-- BEGIN Dataset rows --
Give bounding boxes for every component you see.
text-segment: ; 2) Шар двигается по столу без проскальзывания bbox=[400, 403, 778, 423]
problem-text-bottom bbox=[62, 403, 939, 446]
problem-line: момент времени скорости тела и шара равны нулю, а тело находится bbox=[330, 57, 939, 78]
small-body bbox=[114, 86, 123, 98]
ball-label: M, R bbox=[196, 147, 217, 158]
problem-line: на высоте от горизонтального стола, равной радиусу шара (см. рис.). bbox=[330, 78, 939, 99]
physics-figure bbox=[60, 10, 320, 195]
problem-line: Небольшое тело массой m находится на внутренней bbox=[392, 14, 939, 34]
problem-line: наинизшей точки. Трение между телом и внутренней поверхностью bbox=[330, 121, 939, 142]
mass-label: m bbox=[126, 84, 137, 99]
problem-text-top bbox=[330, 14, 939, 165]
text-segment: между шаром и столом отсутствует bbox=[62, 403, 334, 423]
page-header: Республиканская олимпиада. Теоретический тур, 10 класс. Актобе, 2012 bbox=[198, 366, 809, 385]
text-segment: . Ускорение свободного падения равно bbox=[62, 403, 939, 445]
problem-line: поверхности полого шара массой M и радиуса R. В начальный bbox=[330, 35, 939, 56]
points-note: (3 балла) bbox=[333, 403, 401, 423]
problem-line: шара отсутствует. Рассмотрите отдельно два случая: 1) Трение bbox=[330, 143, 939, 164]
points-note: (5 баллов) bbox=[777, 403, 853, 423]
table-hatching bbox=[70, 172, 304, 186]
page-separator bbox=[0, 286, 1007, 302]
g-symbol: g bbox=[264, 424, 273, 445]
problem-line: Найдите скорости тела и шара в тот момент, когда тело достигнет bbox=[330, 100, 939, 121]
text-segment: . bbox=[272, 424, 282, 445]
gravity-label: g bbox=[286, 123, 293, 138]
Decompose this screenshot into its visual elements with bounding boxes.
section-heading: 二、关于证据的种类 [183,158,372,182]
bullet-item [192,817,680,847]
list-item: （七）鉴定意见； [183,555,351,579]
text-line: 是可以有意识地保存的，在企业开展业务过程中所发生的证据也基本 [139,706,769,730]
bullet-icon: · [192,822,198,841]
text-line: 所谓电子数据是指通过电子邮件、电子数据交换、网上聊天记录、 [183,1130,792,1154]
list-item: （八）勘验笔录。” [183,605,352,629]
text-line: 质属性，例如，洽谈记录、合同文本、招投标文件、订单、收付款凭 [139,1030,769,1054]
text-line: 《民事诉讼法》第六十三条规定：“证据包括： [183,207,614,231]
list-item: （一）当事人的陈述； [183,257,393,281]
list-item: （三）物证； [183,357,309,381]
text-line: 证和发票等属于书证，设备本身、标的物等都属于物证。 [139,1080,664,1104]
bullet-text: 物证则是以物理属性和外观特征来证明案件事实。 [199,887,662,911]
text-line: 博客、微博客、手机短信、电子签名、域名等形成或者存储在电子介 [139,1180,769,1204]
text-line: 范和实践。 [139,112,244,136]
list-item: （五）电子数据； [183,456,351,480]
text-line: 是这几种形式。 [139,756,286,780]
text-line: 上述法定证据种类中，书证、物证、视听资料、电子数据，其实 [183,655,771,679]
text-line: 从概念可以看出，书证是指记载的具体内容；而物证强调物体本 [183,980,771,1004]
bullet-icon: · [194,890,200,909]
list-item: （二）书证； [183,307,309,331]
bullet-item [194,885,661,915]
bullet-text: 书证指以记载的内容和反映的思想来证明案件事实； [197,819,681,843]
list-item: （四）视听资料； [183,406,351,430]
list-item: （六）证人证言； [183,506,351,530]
-- END Dataset rows --
• [What you have to do]:
Copy every line of the data above character for character, keeping the original order.

• [Solution to this exercise]:
Give bounding boxes for every component you see.
text-segment: ; 2) Шар двигается по столу без проскальзывания bbox=[400, 403, 778, 423]
problem-text-bottom bbox=[62, 403, 939, 446]
problem-line: момент времени скорости тела и шара равны нулю, а тело находится bbox=[330, 57, 939, 78]
small-body bbox=[114, 86, 123, 98]
ball-label: M, R bbox=[196, 147, 217, 158]
problem-line: на высоте от горизонтального стола, равной радиусу шара (см. рис.). bbox=[330, 78, 939, 99]
physics-figure bbox=[60, 10, 320, 195]
problem-line: Небольшое тело массой m находится на внутренней bbox=[392, 14, 939, 34]
problem-line: наинизшей точки. Трение между телом и внутренней поверхностью bbox=[330, 121, 939, 142]
mass-label: m bbox=[126, 84, 137, 99]
problem-text-top bbox=[330, 14, 939, 165]
text-segment: между шаром и столом отсутствует bbox=[62, 403, 334, 423]
page-header: Республиканская олимпиада. Теоретический тур, 10 класс. Актобе, 2012 bbox=[198, 366, 809, 385]
text-segment: . Ускорение свободного падения равно bbox=[62, 403, 939, 445]
problem-line: поверхности полого шара массой M и радиуса R. В начальный bbox=[330, 35, 939, 56]
points-note: (3 балла) bbox=[333, 403, 401, 423]
problem-line: шара отсутствует. Рассмотрите отдельно два случая: 1) Трение bbox=[330, 143, 939, 164]
points-note: (5 баллов) bbox=[777, 403, 853, 423]
table-hatching bbox=[70, 172, 304, 186]
page-separator bbox=[0, 286, 1007, 302]
g-symbol: g bbox=[264, 424, 273, 445]
problem-line: Найдите скорости тела и шара в тот момент, когда тело достигнет bbox=[330, 100, 939, 121]
text-segment: . bbox=[272, 424, 282, 445]
gravity-label: g bbox=[286, 123, 293, 138]
Decompose this screenshot into its visual elements with bounding boxes.
section-heading: 二、关于证据的种类 [183,158,372,182]
bullet-item [192,817,680,847]
list-item: （七）鉴定意见； [183,555,351,579]
text-line: 是可以有意识地保存的，在企业开展业务过程中所发生的证据也基本 [139,706,769,730]
bullet-icon: · [192,822,198,841]
text-line: 所谓电子数据是指通过电子邮件、电子数据交换、网上聊天记录、 [183,1130,792,1154]
list-item: （八）勘验笔录。” [183,605,352,629]
text-line: 质属性，例如，洽谈记录、合同文本、招投标文件、订单、收付款凭 [139,1030,769,1054]
text-line: 《民事诉讼法》第六十三条规定：“证据包括： [183,207,614,231]
list-item: （一）当事人的陈述； [183,257,393,281]
list-item: （三）物证； [183,357,309,381]
text-line: 证和发票等属于书证，设备本身、标的物等都属于物证。 [139,1080,664,1104]
bullet-text: 物证则是以物理属性和外观特征来证明案件事实。 [199,887,662,911]
text-line: 博客、微博客、手机短信、电子签名、域名等形成或者存储在电子介 [139,1180,769,1204]
text-line: 范和实践。 [139,112,244,136]
list-item: （五）电子数据； [183,456,351,480]
text-line: 是这几种形式。 [139,756,286,780]
text-line: 上述法定证据种类中，书证、物证、视听资料、电子数据，其实 [183,655,771,679]
text-line: 从概念可以看出，书证是指记载的具体内容；而物证强调物体本 [183,980,771,1004]
bullet-icon: · [194,890,200,909]
list-item: （二）书证； [183,307,309,331]
bullet-item [194,885,661,915]
bullet-text: 书证指以记载的内容和反映的思想来证明案件事实； [197,819,681,843]
list-item: （四）视听资料； [183,406,351,430]
list-item: （六）证人证言； [183,506,351,530]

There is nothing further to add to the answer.